*WRITTEN INSTRUCTION*
Without the pictures, return each record as it appears.

*ITEMS*
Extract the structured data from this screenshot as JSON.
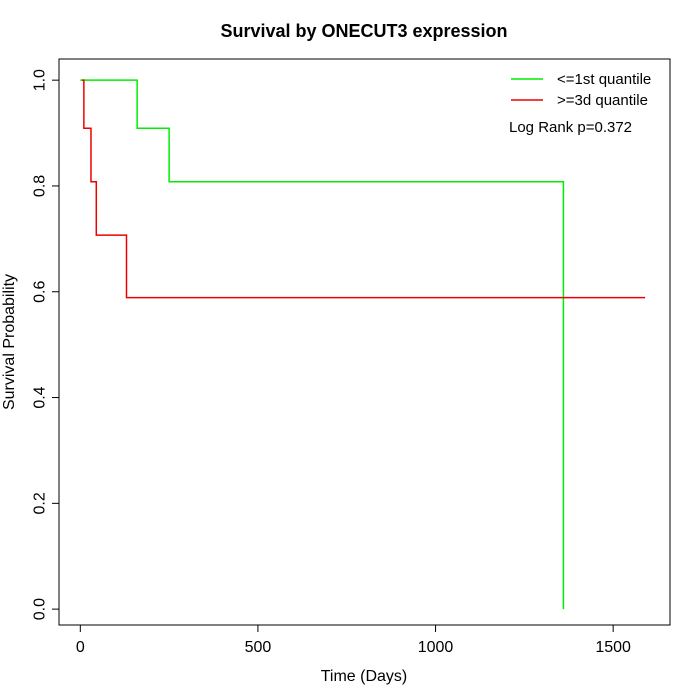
{
  "chart_data": {
    "type": "line",
    "title": "Survival by ONECUT3 expression",
    "xlabel": "Time (Days)",
    "ylabel": "Survival Probability",
    "xlim": [
      -60,
      1660
    ],
    "ylim": [
      -0.03,
      1.04
    ],
    "xticks": [
      0,
      500,
      1000,
      1500
    ],
    "yticks": [
      0.0,
      0.2,
      0.4,
      0.6,
      0.8,
      1.0
    ],
    "xtick_labels": [
      "0",
      "500",
      "1000",
      "1500"
    ],
    "ytick_labels": [
      "0.0",
      "0.2",
      "0.4",
      "0.6",
      "0.8",
      "1.0"
    ],
    "grid": false,
    "legend_position": "top-right",
    "annotation": "Log Rank p=0.372",
    "series": [
      {
        "name": "<=1st quantile",
        "color": "#00ee00",
        "step": true,
        "x": [
          0,
          160,
          250,
          1360,
          1360
        ],
        "y": [
          1.0,
          0.909,
          0.808,
          0.808,
          0.0
        ]
      },
      {
        "name": ">=3d quantile",
        "color": "#ee0000",
        "step": true,
        "x": [
          5,
          10,
          30,
          45,
          130,
          1590
        ],
        "y": [
          1.0,
          0.909,
          0.808,
          0.707,
          0.589,
          0.589
        ]
      }
    ]
  }
}
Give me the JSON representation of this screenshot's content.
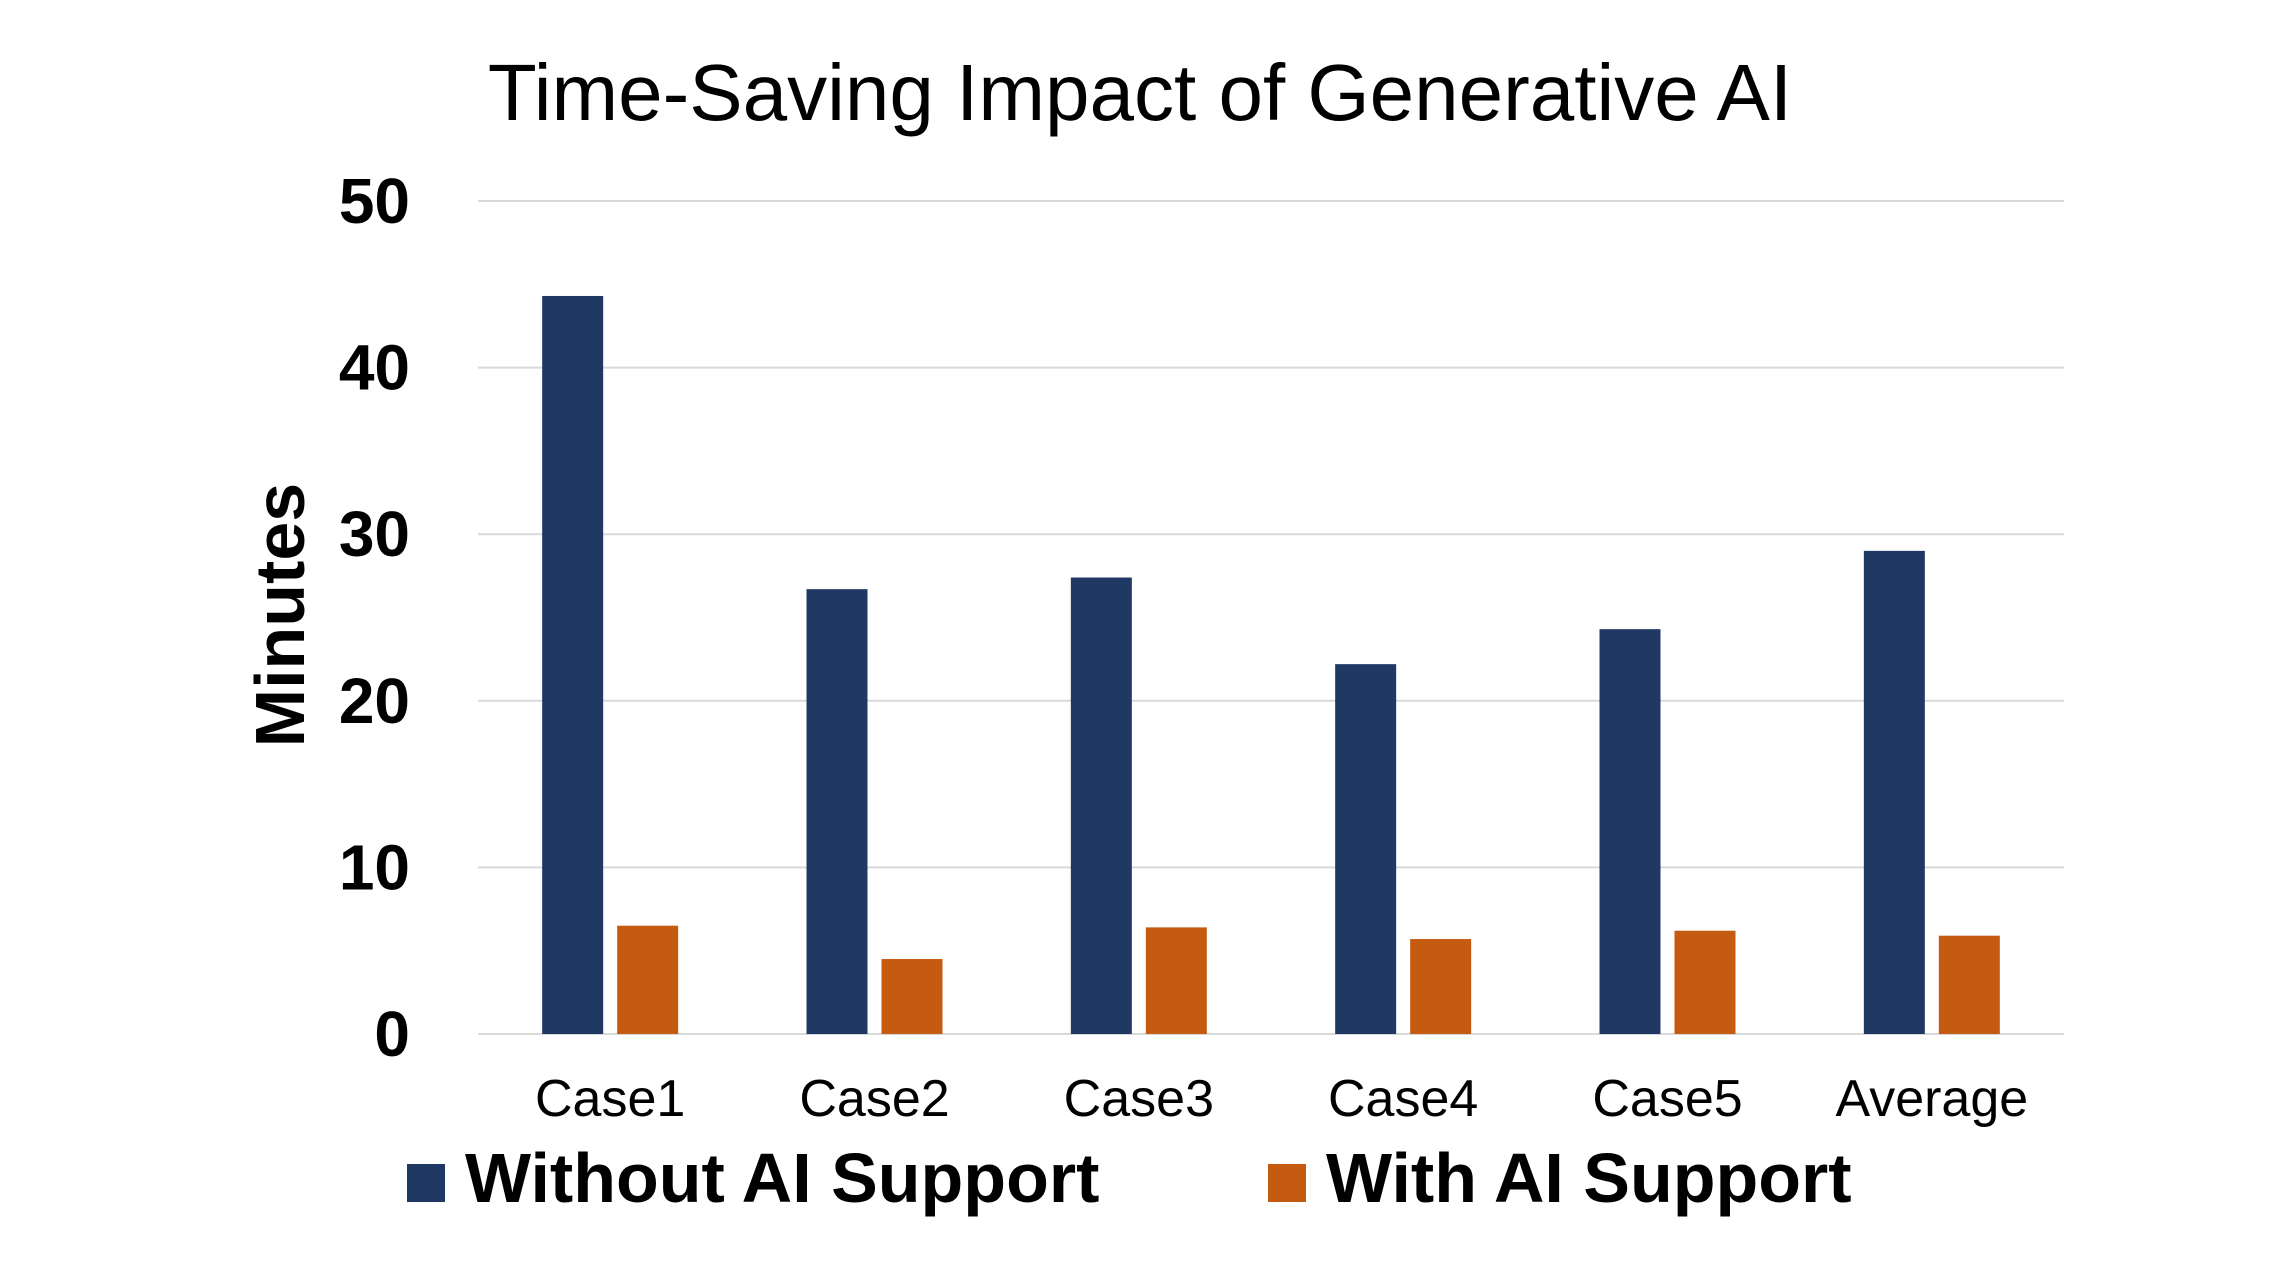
{
  "chart_data": {
    "type": "bar",
    "title": "Time-Saving Impact of Generative AI",
    "xlabel": "",
    "ylabel": "Minutes",
    "categories": [
      "Case1",
      "Case2",
      "Case3",
      "Case4",
      "Case5",
      "Average"
    ],
    "series": [
      {
        "name": "Without AI Support",
        "color": "#203864",
        "values": [
          44.3,
          26.7,
          27.4,
          22.2,
          24.3,
          29.0
        ]
      },
      {
        "name": "With AI Support",
        "color": "#C55A11",
        "values": [
          6.5,
          4.5,
          6.4,
          5.7,
          6.2,
          5.9
        ]
      }
    ],
    "ylim": [
      0,
      50
    ],
    "yticks": [
      0,
      10,
      20,
      30,
      40,
      50
    ],
    "grid": true,
    "legend_position": "bottom"
  }
}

*RESPONSE TO THIS TASK*
Extract the structured data from this screenshot as JSON.
{
  "chart_data": {
    "type": "line",
    "title": "Survival by ONECUT3 expression",
    "xlabel": "Time (Days)",
    "ylabel": "Survival Probability",
    "xlim": [
      -60,
      1660
    ],
    "ylim": [
      -0.03,
      1.04
    ],
    "xticks": [
      0,
      500,
      1000,
      1500
    ],
    "yticks": [
      0.0,
      0.2,
      0.4,
      0.6,
      0.8,
      1.0
    ],
    "xtick_labels": [
      "0",
      "500",
      "1000",
      "1500"
    ],
    "ytick_labels": [
      "0.0",
      "0.2",
      "0.4",
      "0.6",
      "0.8",
      "1.0"
    ],
    "grid": false,
    "legend_position": "top-right",
    "annotation": "Log Rank p=0.372",
    "series": [
      {
        "name": "<=1st quantile",
        "color": "#00ee00",
        "step": true,
        "x": [
          0,
          160,
          250,
          1360,
          1360
        ],
        "y": [
          1.0,
          0.909,
          0.808,
          0.808,
          0.0
        ]
      },
      {
        "name": ">=3d quantile",
        "color": "#ee0000",
        "step": true,
        "x": [
          5,
          10,
          30,
          45,
          130,
          1590
        ],
        "y": [
          1.0,
          0.909,
          0.808,
          0.707,
          0.589,
          0.589
        ]
      }
    ]
  }
}
Give me the JSON representation of this screenshot's content.
{
  "chart_data": {
    "type": "bar",
    "title": "Time-Saving Impact of Generative AI",
    "xlabel": "",
    "ylabel": "Minutes",
    "categories": [
      "Case1",
      "Case2",
      "Case3",
      "Case4",
      "Case5",
      "Average"
    ],
    "series": [
      {
        "name": "Without AI Support",
        "color": "#203864",
        "values": [
          44.3,
          26.7,
          27.4,
          22.2,
          24.3,
          29.0
        ]
      },
      {
        "name": "With AI Support",
        "color": "#C55A11",
        "values": [
          6.5,
          4.5,
          6.4,
          5.7,
          6.2,
          5.9
        ]
      }
    ],
    "ylim": [
      0,
      50
    ],
    "yticks": [
      0,
      10,
      20,
      30,
      40,
      50
    ],
    "grid": true,
    "legend_position": "bottom"
  }
}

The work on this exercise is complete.